YOUR OBJECTIVE:
Which lines hold the word "高考真题"? Copy each of them.

ITEMS:
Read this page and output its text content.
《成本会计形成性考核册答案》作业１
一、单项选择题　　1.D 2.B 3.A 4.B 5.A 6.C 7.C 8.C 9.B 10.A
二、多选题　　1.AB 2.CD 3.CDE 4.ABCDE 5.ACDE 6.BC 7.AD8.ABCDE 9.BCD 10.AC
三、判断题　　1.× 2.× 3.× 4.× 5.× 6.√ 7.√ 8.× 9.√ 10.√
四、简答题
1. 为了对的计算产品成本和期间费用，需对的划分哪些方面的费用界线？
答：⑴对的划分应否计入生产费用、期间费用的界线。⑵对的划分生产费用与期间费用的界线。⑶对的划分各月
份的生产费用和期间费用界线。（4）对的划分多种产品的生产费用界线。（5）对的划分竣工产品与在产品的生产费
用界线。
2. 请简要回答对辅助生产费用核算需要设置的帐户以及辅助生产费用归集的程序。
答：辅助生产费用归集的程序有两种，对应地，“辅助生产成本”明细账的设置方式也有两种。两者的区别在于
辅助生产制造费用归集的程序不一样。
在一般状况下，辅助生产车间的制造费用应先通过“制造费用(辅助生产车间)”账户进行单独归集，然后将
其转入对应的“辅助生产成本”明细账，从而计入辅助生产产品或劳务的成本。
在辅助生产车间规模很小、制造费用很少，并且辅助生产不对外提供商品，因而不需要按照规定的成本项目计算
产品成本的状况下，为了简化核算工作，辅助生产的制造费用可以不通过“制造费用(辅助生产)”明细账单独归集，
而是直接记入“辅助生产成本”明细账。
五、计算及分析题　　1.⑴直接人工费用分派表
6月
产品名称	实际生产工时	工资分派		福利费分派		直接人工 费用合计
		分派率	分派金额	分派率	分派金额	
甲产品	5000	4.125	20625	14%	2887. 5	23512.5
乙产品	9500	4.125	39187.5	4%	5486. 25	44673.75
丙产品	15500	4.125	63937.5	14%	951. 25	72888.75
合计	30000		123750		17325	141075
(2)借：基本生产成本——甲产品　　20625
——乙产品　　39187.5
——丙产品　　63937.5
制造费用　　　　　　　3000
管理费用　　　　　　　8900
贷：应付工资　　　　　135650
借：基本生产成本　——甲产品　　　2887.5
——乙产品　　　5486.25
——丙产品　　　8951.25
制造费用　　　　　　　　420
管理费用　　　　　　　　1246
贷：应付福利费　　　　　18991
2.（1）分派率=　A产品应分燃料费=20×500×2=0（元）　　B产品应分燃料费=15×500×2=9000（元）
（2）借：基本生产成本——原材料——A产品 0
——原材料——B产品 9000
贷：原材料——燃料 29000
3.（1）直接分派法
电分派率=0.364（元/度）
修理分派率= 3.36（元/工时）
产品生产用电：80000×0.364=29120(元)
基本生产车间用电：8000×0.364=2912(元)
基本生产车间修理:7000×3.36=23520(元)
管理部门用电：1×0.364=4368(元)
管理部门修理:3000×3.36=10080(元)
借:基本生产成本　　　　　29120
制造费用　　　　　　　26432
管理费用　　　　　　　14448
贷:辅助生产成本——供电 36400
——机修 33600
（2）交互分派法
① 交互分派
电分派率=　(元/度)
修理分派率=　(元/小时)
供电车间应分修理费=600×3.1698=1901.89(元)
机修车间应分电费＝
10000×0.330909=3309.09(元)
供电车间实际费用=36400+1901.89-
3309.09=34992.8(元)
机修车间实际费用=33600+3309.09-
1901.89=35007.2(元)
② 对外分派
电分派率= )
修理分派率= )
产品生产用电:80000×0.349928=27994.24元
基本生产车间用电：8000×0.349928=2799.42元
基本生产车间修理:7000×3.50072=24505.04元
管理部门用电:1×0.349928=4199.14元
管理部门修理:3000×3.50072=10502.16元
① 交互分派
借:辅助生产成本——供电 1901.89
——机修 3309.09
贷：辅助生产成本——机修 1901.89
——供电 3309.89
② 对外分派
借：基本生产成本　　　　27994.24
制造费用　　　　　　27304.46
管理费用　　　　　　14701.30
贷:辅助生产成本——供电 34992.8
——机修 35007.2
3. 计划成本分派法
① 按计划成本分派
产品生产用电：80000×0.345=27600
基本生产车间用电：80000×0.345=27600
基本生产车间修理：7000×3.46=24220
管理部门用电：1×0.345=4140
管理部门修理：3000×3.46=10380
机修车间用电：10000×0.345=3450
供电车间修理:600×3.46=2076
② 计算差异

==

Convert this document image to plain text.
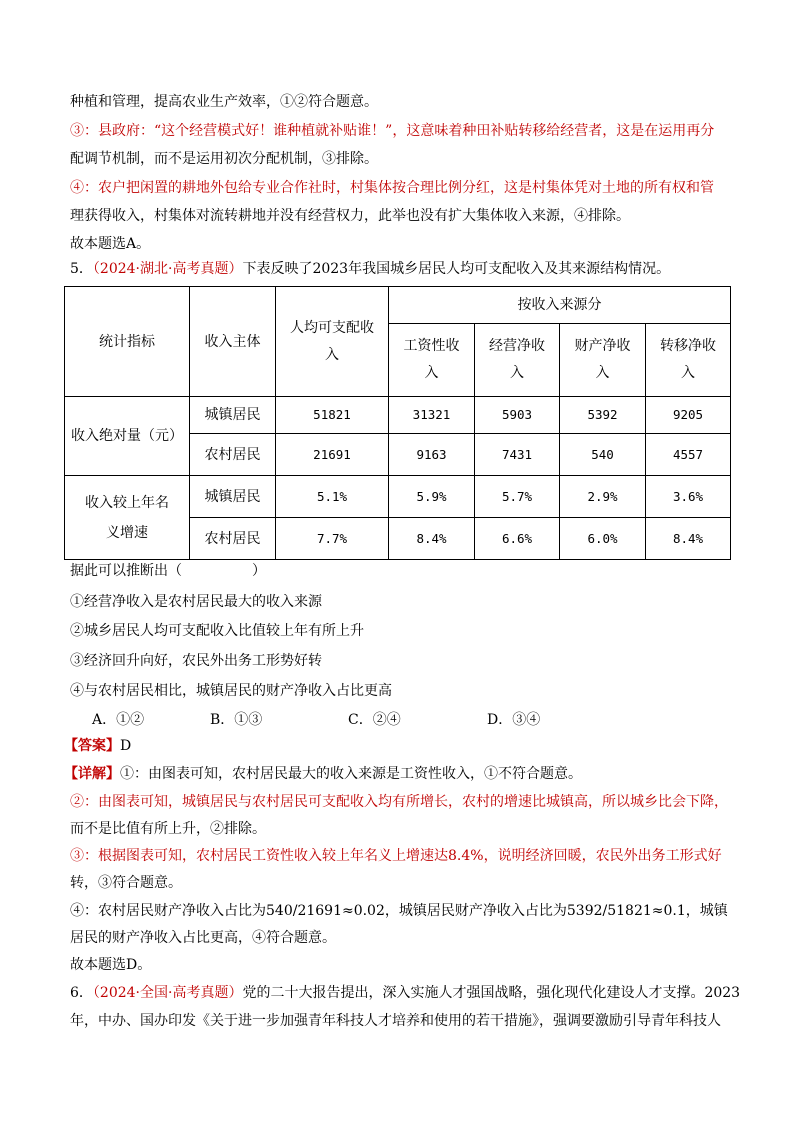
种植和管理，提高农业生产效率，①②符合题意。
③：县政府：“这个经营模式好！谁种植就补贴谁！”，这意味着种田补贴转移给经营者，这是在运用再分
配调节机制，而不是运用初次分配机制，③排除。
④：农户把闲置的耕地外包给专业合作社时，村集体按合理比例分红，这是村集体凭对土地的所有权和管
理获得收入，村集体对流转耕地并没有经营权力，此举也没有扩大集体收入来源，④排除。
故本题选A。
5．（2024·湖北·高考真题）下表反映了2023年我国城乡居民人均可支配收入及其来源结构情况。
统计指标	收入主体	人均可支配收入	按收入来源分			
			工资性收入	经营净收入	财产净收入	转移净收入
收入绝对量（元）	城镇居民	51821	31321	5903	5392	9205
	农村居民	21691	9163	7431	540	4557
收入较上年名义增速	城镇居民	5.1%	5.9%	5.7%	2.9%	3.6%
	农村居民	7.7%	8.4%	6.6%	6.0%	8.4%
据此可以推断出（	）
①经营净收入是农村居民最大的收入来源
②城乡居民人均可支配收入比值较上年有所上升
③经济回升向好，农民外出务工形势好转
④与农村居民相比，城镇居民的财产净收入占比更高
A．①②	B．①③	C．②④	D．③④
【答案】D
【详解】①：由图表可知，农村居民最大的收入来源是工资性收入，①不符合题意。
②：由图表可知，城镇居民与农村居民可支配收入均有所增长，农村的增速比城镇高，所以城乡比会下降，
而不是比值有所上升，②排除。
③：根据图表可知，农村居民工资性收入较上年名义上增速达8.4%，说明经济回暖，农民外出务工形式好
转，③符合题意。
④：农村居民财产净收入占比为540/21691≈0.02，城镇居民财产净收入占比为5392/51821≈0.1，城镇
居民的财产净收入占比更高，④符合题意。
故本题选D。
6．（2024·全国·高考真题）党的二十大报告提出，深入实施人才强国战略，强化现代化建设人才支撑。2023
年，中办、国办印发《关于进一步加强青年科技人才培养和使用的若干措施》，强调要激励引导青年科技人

RESPONSE BELOW:
5．（2024·湖北·高考真题）下表反映了2023年我国城乡居民人均可支配收入及其来源结构情况。
6．（2024·全国·高考真题）党的二十大报告提出，深入实施人才强国战略，强化现代化建设人才支撑。2023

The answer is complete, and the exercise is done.